MATERIAL SHOWN:
--------------------
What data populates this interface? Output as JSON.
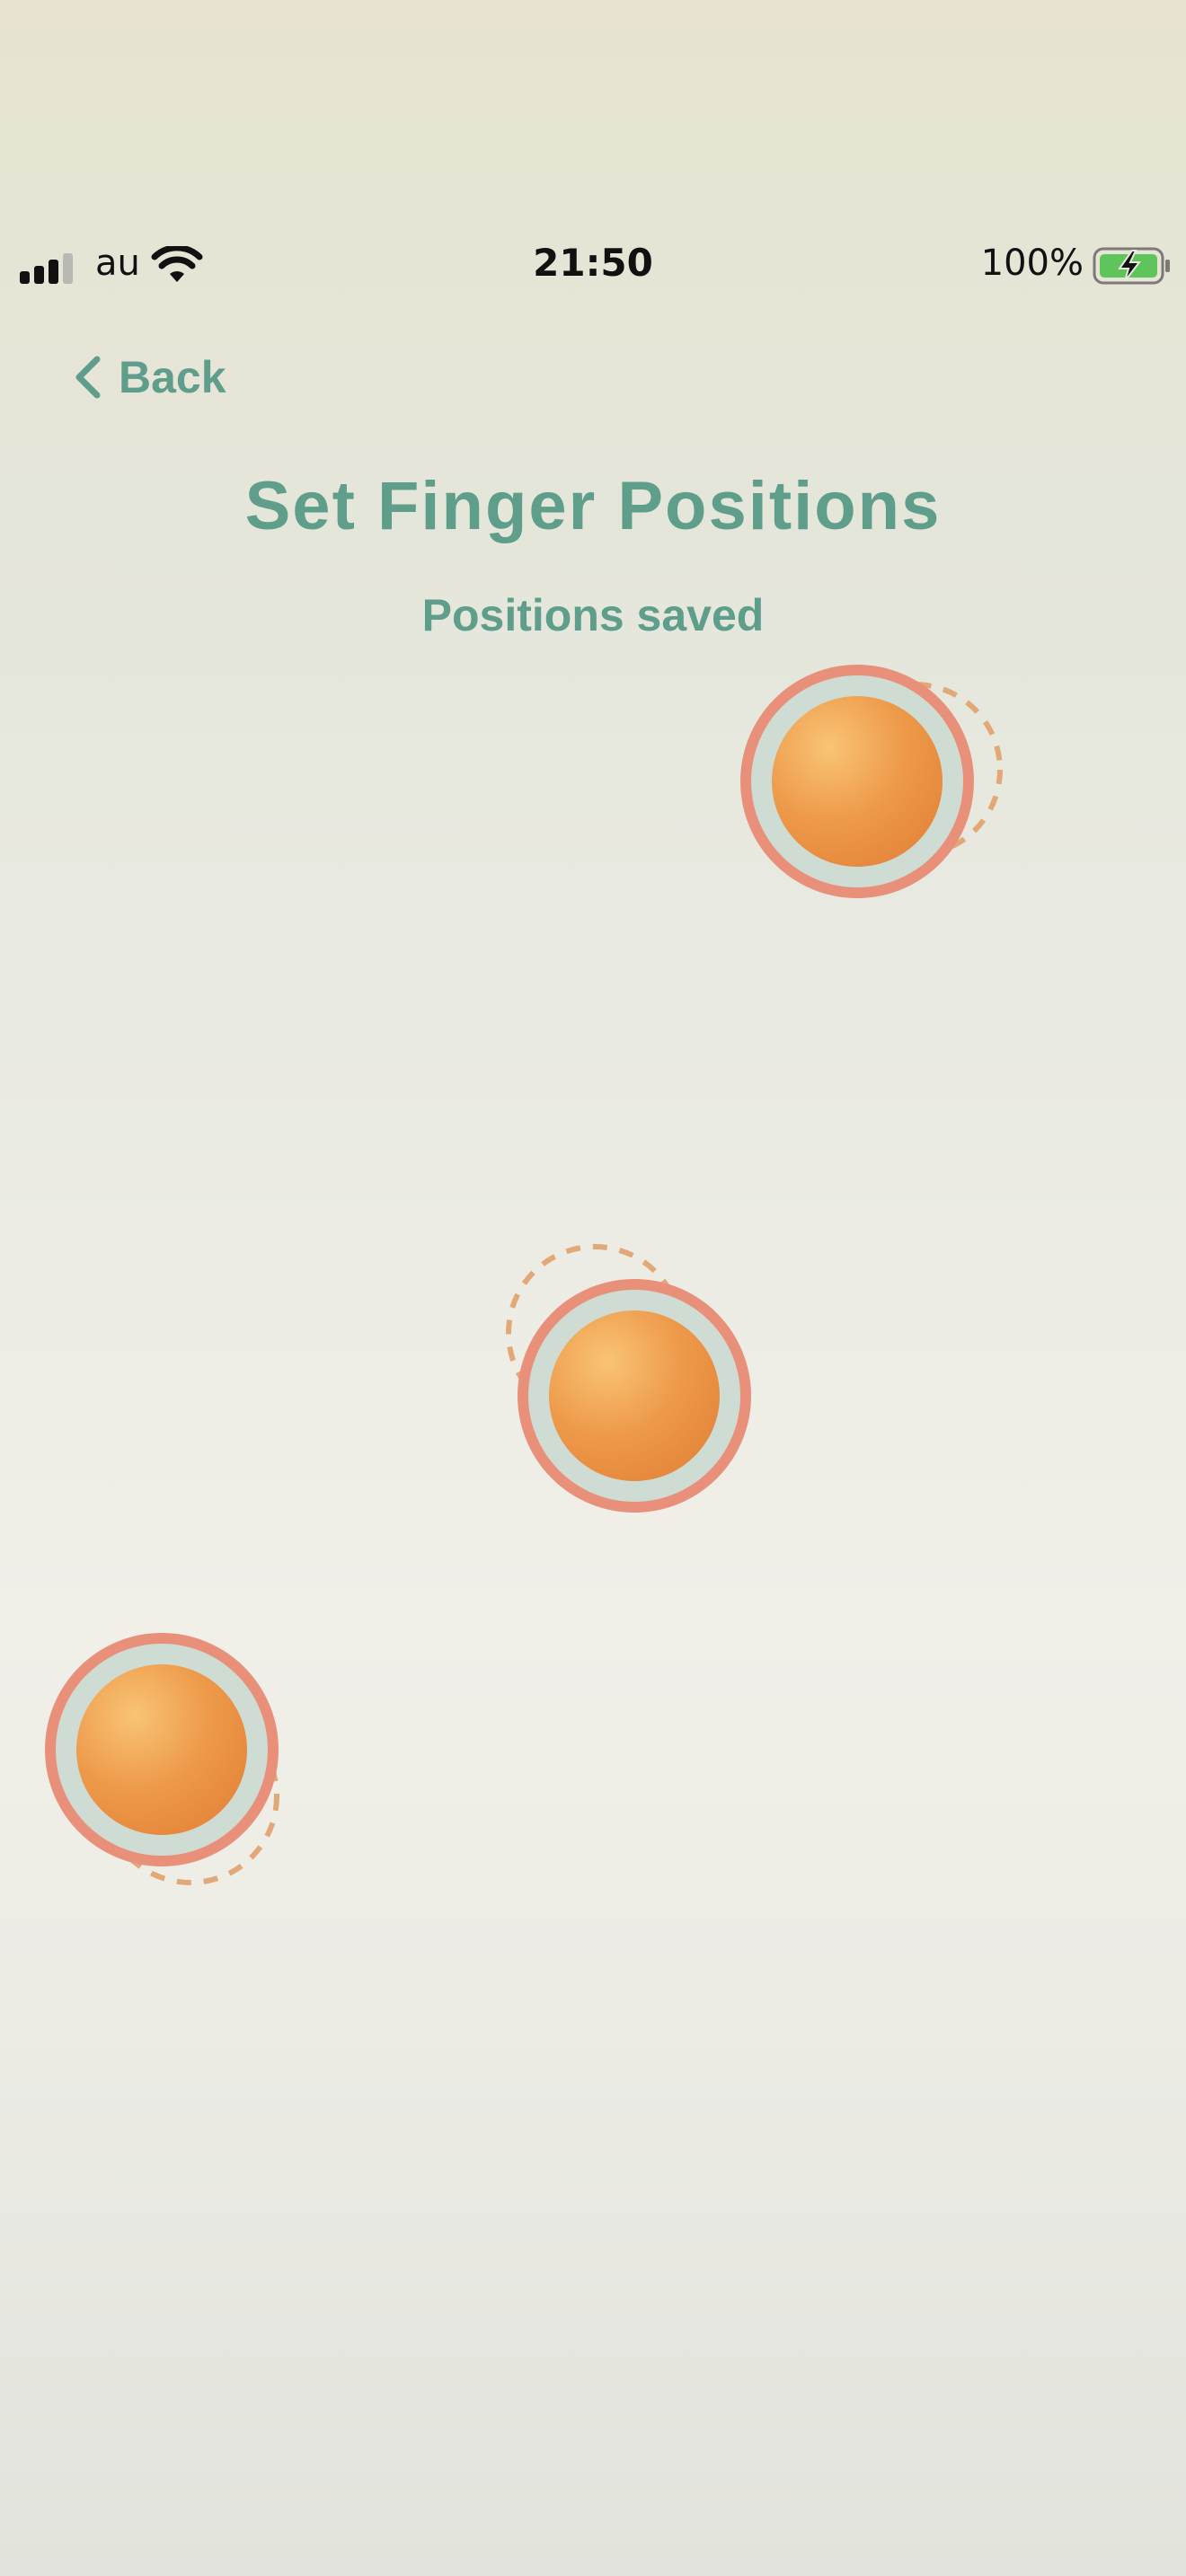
{
  "status_bar": {
    "carrier": "au",
    "time": "21:50",
    "battery_percent": "100%",
    "icons": [
      "signal-icon",
      "wifi-icon",
      "battery-charging-icon"
    ]
  },
  "nav": {
    "back_label": "Back",
    "back_icon": "chevron-left-icon"
  },
  "page": {
    "title": "Set Finger Positions",
    "status": "Positions saved"
  },
  "fingers": [
    {
      "name": "finger-marker-1"
    },
    {
      "name": "finger-marker-2"
    },
    {
      "name": "finger-marker-3"
    }
  ],
  "colors": {
    "accent": "#5f9e8b",
    "ring": "#e8907a",
    "dot": "#ee9a4b",
    "dashed_outline": "#e3a877"
  }
}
--------------------
AIM: Search the data for the word "Positions" and copy each line where it appears.

EXPECTED OUTPUT:
    "title": "Set Finger Positions",
    "status": "Positions saved"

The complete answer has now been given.